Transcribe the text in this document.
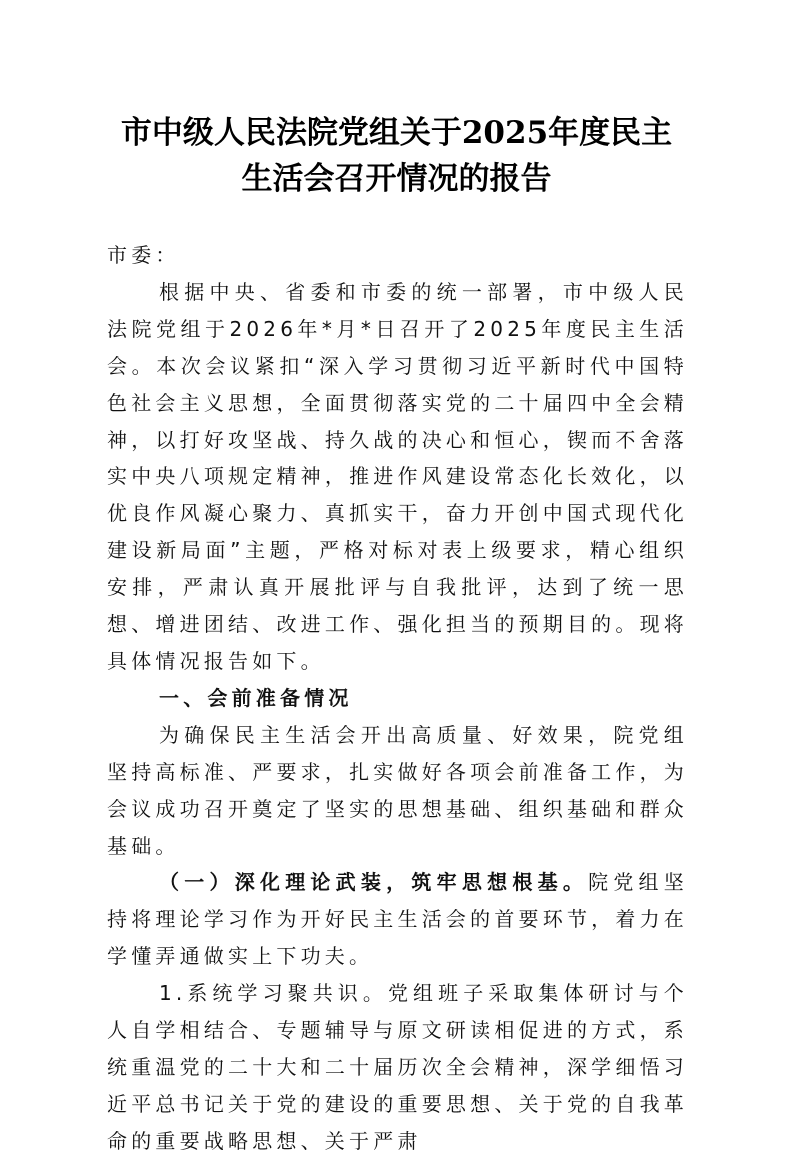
市中级人民法院党组关于2025年度民主
生活会召开情况的报告

市委：

根据中央、省委和市委的统一部署，市中级人民法院党组于2026年*月*日召开了2025年度民主生活会。本次会议紧扣“深入学习贯彻习近平新时代中国特色社会主义思想，全面贯彻落实党的二十届四中全会精神，以打好攻坚战、持久战的决心和恒心，锲而不舍落实中央八项规定精神，推进作风建设常态化长效化，以优良作风凝心聚力、真抓实干，奋力开创中国式现代化建设新局面”主题，严格对标对表上级要求，精心组织安排，严肃认真开展批评与自我批评，达到了统一思想、增进团结、改进工作、强化担当的预期目的。现将具体情况报告如下。

一、会前准备情况

为确保民主生活会开出高质量、好效果，院党组坚持高标准、严要求，扎实做好各项会前准备工作，为会议成功召开奠定了坚实的思想基础、组织基础和群众基础。

（一）深化理论武装，筑牢思想根基。院党组坚持将理论学习作为开好民主生活会的首要环节，着力在学懂弄通做实上下功夫。

1.系统学习聚共识。党组班子采取集体研讨与个人自学相结合、专题辅导与原文研读相促进的方式，系统重温党的二十大和二十届历次全会精神，深学细悟习近平总书记关于党的建设的重要思想、关于党的自我革命的重要战略思想、关于严肃
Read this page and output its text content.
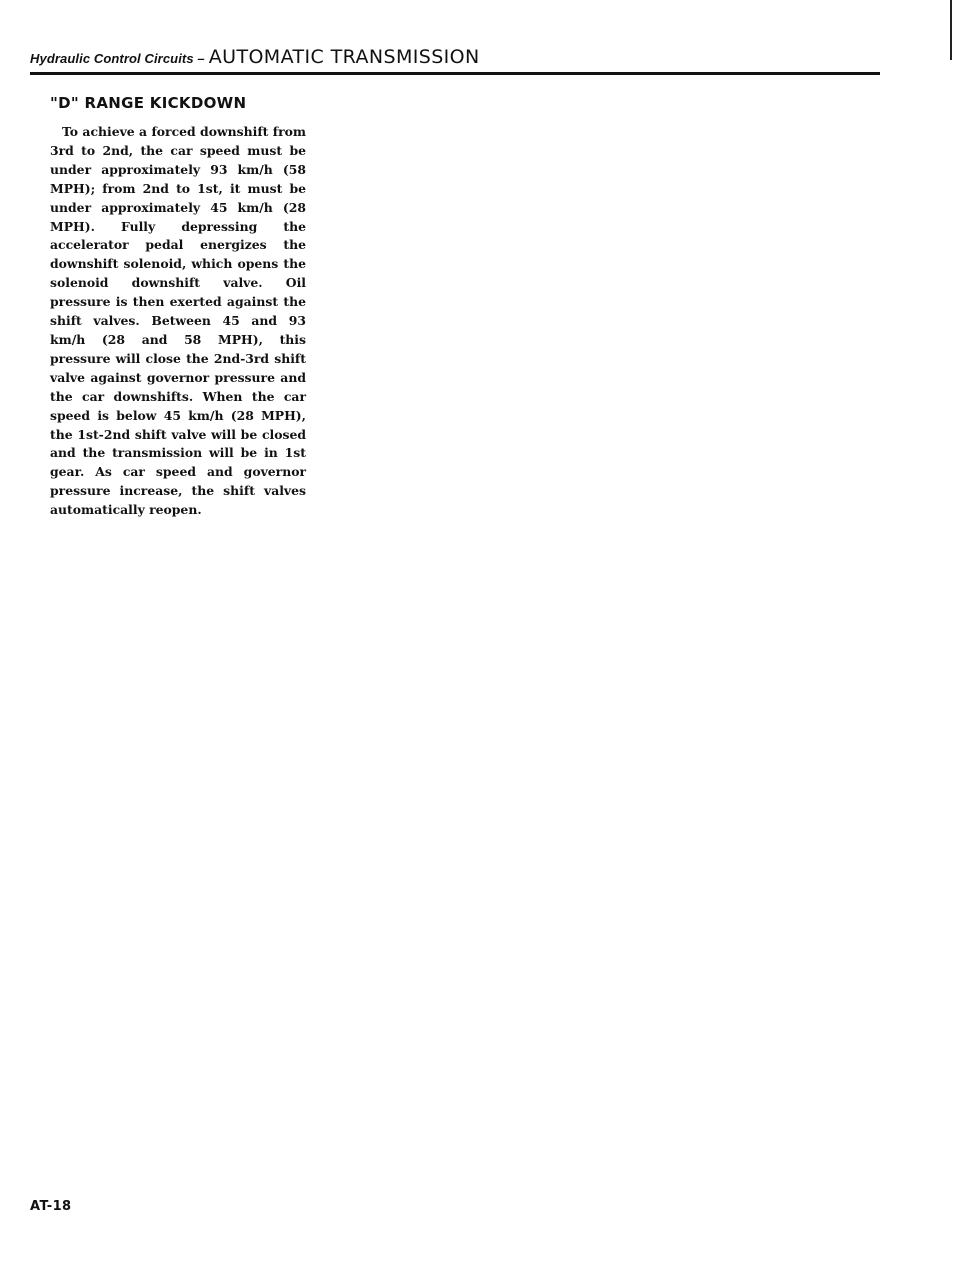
Hydraulic Control Circuits – AUTOMATIC TRANSMISSION
"D" RANGE KICKDOWN

To achieve a forced downshift from 3rd to 2nd, the car speed must be under approximately 93 km/h (58 MPH); from 2nd to 1st, it must be under approximately 45 km/h (28 MPH). Fully depressing the accelerator pedal energizes the downshift solenoid, which opens the solenoid downshift valve. Oil pressure is then exerted against the shift valves. Between 45 and 93 km/h (28 and 58 MPH), this pressure will close the 2nd-3rd shift valve against governor pressure and the car downshifts. When the car speed is below 45 km/h (28 MPH), the 1st-2nd shift valve will be closed and the transmission will be in 1st gear. As car speed and governor pressure increase, the shift valves automatically reopen.

AT-18
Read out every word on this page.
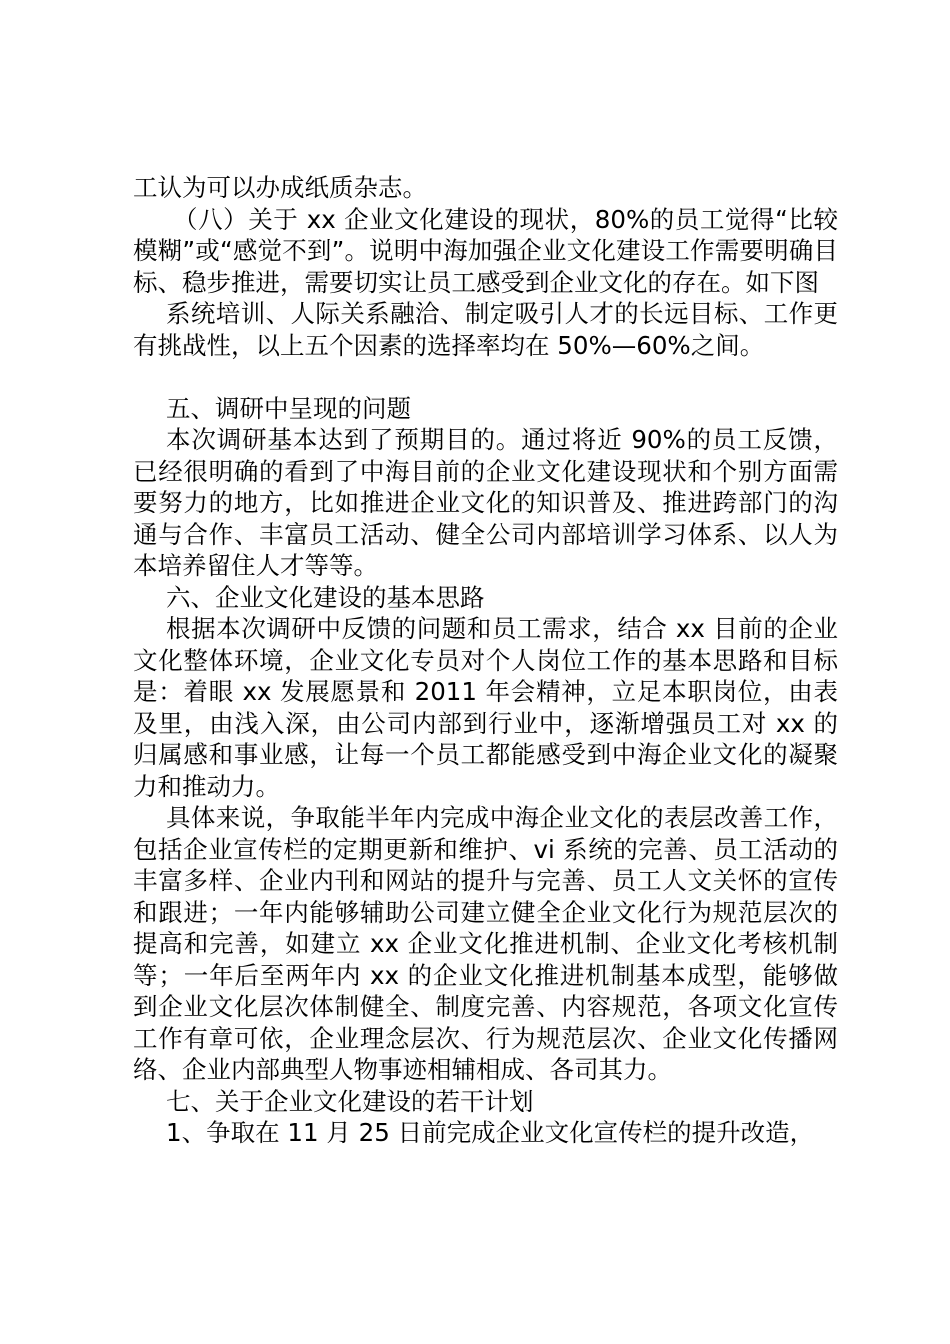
工认为可以办成纸质杂志。

（八）关于 xx 企业文化建设的现状，80%的员工觉得“比较模糊”或“感觉不到”。说明中海加强企业文化建设工作需要明确目标、稳步推进，需要切实让员工感受到企业文化的存在。如下图

系统培训、人际关系融洽、制定吸引人才的长远目标、工作更有挑战性，以上五个因素的选择率均在 50%—60%之间。

五、调研中呈现的问题

本次调研基本达到了预期目的。通过将近 90%的员工反馈，已经很明确的看到了中海目前的企业文化建设现状和个别方面需要努力的地方，比如推进企业文化的知识普及、推进跨部门的沟通与合作、丰富员工活动、健全公司内部培训学习体系、以人为本培养留住人才等等。

六、企业文化建设的基本思路

根据本次调研中反馈的问题和员工需求，结合 xx 目前的企业文化整体环境，企业文化专员对个人岗位工作的基本思路和目标是：着眼 xx 发展愿景和 2011 年会精神，立足本职岗位，由表及里，由浅入深，由公司内部到行业中，逐渐增强员工对 xx 的归属感和事业感，让每一个员工都能感受到中海企业文化的凝聚力和推动力。

具体来说，争取能半年内完成中海企业文化的表层改善工作，包括企业宣传栏的定期更新和维护、vi 系统的完善、员工活动的丰富多样、企业内刊和网站的提升与完善、员工人文关怀的宣传和跟进；一年内能够辅助公司建立健全企业文化行为规范层次的提高和完善，如建立 xx 企业文化推进机制、企业文化考核机制等；一年后至两年内 xx 的企业文化推进机制基本成型，能够做到企业文化层次体制健全、制度完善、内容规范，各项文化宣传工作有章可依，企业理念层次、行为规范层次、企业文化传播网络、企业内部典型人物事迹相辅相成、各司其力。

七、关于企业文化建设的若干计划

1、争取在 11 月 25 日前完成企业文化宣传栏的提升改造，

**REQUIRED TASK**
Search the entries for the word "Read" and gather every line where it appears.

**OUTPUT FOR THIS EXERCISE**
Read this page and output its text content.
Read out every word on this page.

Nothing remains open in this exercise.